OBJECTIVE: Each record that follows should be repeated exactly, minus any images.

MATERIAL PROVIDED:
(begin)

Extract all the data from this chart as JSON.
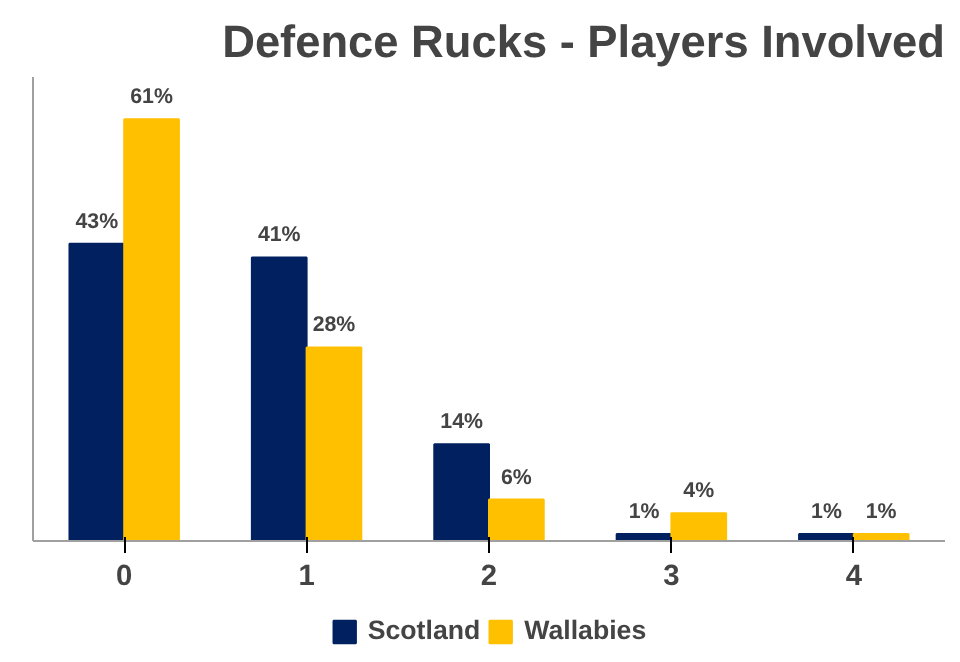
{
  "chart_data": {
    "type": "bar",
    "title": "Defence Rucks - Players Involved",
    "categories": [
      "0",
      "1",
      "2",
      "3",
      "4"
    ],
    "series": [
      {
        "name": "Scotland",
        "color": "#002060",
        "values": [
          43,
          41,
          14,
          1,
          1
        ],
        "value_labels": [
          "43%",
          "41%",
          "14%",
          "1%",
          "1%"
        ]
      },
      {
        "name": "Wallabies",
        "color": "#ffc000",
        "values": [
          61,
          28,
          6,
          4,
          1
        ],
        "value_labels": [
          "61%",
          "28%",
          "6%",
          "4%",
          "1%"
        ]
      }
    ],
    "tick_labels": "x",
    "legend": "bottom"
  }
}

(end)

ANSWER TO THE PROBLEM:
Extract all the data from this chart as JSON.
{
  "chart_data": {
    "type": "bar",
    "title": "Defence Rucks - Players Involved",
    "categories": [
      "0",
      "1",
      "2",
      "3",
      "4"
    ],
    "series": [
      {
        "name": "Scotland",
        "color": "#002060",
        "values": [
          43,
          41,
          14,
          1,
          1
        ],
        "value_labels": [
          "43%",
          "41%",
          "14%",
          "1%",
          "1%"
        ]
      },
      {
        "name": "Wallabies",
        "color": "#ffc000",
        "values": [
          61,
          28,
          6,
          4,
          1
        ],
        "value_labels": [
          "61%",
          "28%",
          "6%",
          "4%",
          "1%"
        ]
      }
    ],
    "tick_labels": "x",
    "legend": "bottom"
  }
}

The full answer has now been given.